> [Exercise task]
Pick out the lines containing "values".

########

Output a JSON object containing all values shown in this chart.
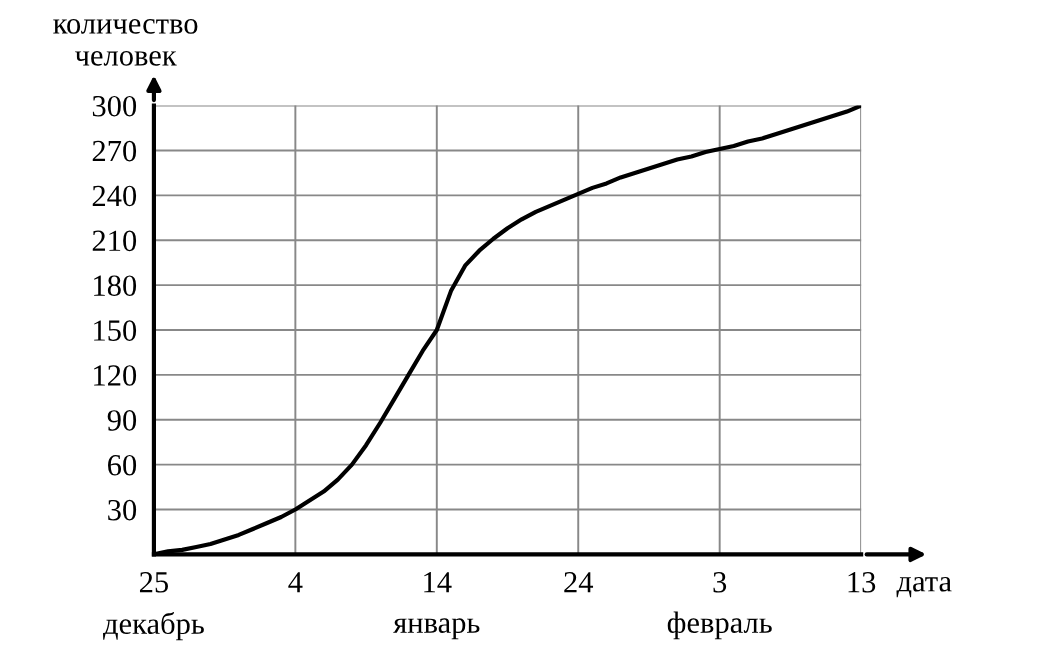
{
  "chart_data": {
    "type": "line",
    "xlabel": "дата",
    "ylabel": "количество\nчеловек",
    "categories": [
      "25\nдекабрь",
      null,
      null,
      null,
      null,
      null,
      null,
      null,
      null,
      null,
      "4",
      null,
      null,
      null,
      null,
      null,
      null,
      null,
      null,
      null,
      "14\nянварь",
      null,
      null,
      null,
      null,
      null,
      null,
      null,
      null,
      null,
      "24",
      null,
      null,
      null,
      null,
      null,
      null,
      null,
      null,
      null,
      "3\nфевраль",
      null,
      null,
      null,
      null,
      null,
      null,
      null,
      null,
      null,
      "13"
    ],
    "series": [
      {
        "color": "#000000",
        "values": [
          0,
          2,
          3,
          5,
          7,
          10,
          13,
          17,
          21,
          25,
          30,
          36,
          42,
          50,
          60,
          73,
          88,
          104,
          120,
          136,
          150,
          176,
          193,
          203,
          211,
          218,
          224,
          229,
          233,
          237,
          241,
          245,
          248,
          252,
          255,
          258,
          261,
          264,
          266,
          269,
          271,
          273,
          276,
          278,
          281,
          284,
          287,
          290,
          293,
          296,
          300
        ]
      }
    ],
    "ylim": [
      0,
      300
    ],
    "yticks": [
      30,
      60,
      90,
      120,
      150,
      180,
      210,
      240,
      270,
      300
    ],
    "grid": true,
    "marker": "none",
    "line_style": "solid",
    "legend": false
  }
}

########

> [Output of the exercise]
Output a JSON object containing all values shown in this chart.
        "values": [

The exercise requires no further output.